### What to produce:
Copy out each line of the data holding "icon".
....
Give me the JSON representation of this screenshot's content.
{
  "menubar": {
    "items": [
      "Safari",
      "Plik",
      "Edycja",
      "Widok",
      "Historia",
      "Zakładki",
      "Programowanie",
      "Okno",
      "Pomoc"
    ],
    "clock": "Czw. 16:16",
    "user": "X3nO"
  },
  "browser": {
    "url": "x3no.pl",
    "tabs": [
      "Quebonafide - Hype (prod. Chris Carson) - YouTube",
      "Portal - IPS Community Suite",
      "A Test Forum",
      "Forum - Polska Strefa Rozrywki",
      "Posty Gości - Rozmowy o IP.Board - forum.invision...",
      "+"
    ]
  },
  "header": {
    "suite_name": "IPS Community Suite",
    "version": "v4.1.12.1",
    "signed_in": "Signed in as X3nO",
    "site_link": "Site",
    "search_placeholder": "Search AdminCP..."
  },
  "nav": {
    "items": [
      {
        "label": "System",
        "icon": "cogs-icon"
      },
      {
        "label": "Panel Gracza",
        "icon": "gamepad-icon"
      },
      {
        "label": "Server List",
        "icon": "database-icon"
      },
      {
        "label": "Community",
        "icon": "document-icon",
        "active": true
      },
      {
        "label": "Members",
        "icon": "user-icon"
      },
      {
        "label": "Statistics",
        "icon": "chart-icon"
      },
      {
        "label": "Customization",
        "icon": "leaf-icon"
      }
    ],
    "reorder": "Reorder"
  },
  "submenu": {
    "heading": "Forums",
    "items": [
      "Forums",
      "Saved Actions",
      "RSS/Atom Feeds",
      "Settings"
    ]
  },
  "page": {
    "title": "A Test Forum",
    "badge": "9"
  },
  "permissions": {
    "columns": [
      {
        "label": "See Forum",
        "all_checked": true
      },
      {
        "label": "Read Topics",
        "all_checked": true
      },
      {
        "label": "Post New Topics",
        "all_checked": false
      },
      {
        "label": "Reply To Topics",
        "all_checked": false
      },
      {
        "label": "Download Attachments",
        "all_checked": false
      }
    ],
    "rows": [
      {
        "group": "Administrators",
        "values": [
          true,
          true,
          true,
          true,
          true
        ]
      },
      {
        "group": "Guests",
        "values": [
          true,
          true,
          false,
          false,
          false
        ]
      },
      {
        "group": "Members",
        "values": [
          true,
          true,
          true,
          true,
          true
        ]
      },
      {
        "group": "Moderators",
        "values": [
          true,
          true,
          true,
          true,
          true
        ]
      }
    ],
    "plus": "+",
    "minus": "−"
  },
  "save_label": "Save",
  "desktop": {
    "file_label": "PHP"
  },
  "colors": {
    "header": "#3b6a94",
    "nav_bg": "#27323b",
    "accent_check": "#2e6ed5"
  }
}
....
### Complete output:
        "icon": "cogs-icon"
        "icon": "gamepad-icon"
        "icon": "database-icon"
        "icon": "document-icon",
        "icon": "user-icon"
        "icon": "chart-icon"
        "icon": "leaf-icon"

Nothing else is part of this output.